## EXERCISE REQUIREMENTS
Could you retype every entry below exactly as written?

## DATA LISTING

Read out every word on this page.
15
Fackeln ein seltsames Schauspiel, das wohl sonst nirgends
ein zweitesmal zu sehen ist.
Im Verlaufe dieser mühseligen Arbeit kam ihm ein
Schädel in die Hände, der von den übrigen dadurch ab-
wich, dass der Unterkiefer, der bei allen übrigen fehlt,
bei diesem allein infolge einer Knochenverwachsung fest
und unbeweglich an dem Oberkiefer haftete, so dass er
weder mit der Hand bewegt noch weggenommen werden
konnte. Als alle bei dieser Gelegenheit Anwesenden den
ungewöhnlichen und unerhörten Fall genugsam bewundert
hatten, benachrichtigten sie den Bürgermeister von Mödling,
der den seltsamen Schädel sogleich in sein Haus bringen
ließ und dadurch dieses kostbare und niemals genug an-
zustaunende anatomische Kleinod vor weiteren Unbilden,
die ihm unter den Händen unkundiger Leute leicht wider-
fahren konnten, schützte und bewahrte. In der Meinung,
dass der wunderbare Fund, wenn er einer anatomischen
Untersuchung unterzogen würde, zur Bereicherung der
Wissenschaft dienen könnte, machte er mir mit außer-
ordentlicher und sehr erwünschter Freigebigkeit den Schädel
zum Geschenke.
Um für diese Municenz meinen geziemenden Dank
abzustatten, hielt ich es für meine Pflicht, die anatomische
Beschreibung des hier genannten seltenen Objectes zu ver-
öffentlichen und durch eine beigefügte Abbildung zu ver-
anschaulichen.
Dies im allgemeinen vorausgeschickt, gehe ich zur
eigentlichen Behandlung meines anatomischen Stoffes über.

## RESULT OF THIS EXERCISE
Read out every word on this page.
15
Fackeln ein seltsames Schauspiel, das wohl sonst nirgends
ein zweitesmal zu sehen ist.
Im Verlaufe dieser mühseligen Arbeit kam ihm ein
Schädel in die Hände, der von den übrigen dadurch ab-
wich, dass der Unterkiefer, der bei allen übrigen fehlt,
bei diesem allein infolge einer Knochenverwachsung fest
und unbeweglich an dem Oberkiefer haftete, so dass er
weder mit der Hand bewegt noch weggenommen werden
konnte. Als alle bei dieser Gelegenheit Anwesenden den
ungewöhnlichen und unerhörten Fall genugsam bewundert
hatten, benachrichtigten sie den Bürgermeister von Mödling,
der den seltsamen Schädel sogleich in sein Haus bringen
ließ und dadurch dieses kostbare und niemals genug an-
zustaunende anatomische Kleinod vor weiteren Unbilden,
die ihm unter den Händen unkundiger Leute leicht wider-
fahren konnten, schützte und bewahrte. In der Meinung,
dass der wunderbare Fund, wenn er einer anatomischen
Untersuchung unterzogen würde, zur Bereicherung der
Wissenschaft dienen könnte, machte er mir mit außer-
ordentlicher und sehr erwünschter Freigebigkeit den Schädel
zum Geschenke.
Um für diese Municenz meinen geziemenden Dank
abzustatten, hielt ich es für meine Pflicht, die anatomische
Beschreibung des hier genannten seltenen Objectes zu ver-
öffentlichen und durch eine beigefügte Abbildung zu ver-
anschaulichen.
Dies im allgemeinen vorausgeschickt, gehe ich zur
eigentlichen Behandlung meines anatomischen Stoffes über.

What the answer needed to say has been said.